## DIRECTIONS FOR THIS TASK
In full and without alteration, repeat the material.

━━━━━━━━━━━━━━━━

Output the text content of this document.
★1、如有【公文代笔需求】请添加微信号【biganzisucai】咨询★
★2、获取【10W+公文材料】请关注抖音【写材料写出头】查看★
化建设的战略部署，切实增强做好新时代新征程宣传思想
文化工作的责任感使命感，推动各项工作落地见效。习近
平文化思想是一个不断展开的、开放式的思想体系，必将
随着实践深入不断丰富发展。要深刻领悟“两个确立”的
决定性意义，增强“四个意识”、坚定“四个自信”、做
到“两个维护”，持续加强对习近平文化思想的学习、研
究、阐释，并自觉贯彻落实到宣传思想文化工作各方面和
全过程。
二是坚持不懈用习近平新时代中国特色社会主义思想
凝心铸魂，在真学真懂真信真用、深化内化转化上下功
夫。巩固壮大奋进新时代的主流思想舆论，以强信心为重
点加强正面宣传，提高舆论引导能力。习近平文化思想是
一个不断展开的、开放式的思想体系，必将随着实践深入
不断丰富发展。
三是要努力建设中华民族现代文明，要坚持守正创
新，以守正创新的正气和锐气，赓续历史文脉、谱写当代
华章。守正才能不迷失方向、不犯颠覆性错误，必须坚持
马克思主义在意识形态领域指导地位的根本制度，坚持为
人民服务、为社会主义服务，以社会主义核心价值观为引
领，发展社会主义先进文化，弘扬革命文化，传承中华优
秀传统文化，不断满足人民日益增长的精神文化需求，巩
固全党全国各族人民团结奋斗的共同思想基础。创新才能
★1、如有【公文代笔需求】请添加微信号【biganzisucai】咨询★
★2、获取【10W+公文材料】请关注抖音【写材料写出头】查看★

━━━━━━━━━━━━━━━━

## EXERCISE RESPONSE
Output the text content of this document.
★1、如有【公文代笔需求】请添加微信号【biganzisucai】咨询★
★2、获取【10W+公文材料】请关注抖音【写材料写出头】查看★
化建设的战略部署，切实增强做好新时代新征程宣传思想
文化工作的责任感使命感，推动各项工作落地见效。习近
平文化思想是一个不断展开的、开放式的思想体系，必将
随着实践深入不断丰富发展。要深刻领悟“两个确立”的
决定性意义，增强“四个意识”、坚定“四个自信”、做
到“两个维护”，持续加强对习近平文化思想的学习、研
究、阐释，并自觉贯彻落实到宣传思想文化工作各方面和
全过程。
二是坚持不懈用习近平新时代中国特色社会主义思想
凝心铸魂，在真学真懂真信真用、深化内化转化上下功
夫。巩固壮大奋进新时代的主流思想舆论，以强信心为重
点加强正面宣传，提高舆论引导能力。习近平文化思想是
一个不断展开的、开放式的思想体系，必将随着实践深入
不断丰富发展。
三是要努力建设中华民族现代文明，要坚持守正创
新，以守正创新的正气和锐气，赓续历史文脉、谱写当代
华章。守正才能不迷失方向、不犯颠覆性错误，必须坚持
马克思主义在意识形态领域指导地位的根本制度，坚持为
人民服务、为社会主义服务，以社会主义核心价值观为引
领，发展社会主义先进文化，弘扬革命文化，传承中华优
秀传统文化，不断满足人民日益增长的精神文化需求，巩
固全党全国各族人民团结奋斗的共同思想基础。创新才能
★1、如有【公文代笔需求】请添加微信号【biganzisucai】咨询★
★2、获取【10W+公文材料】请关注抖音【写材料写出头】查看★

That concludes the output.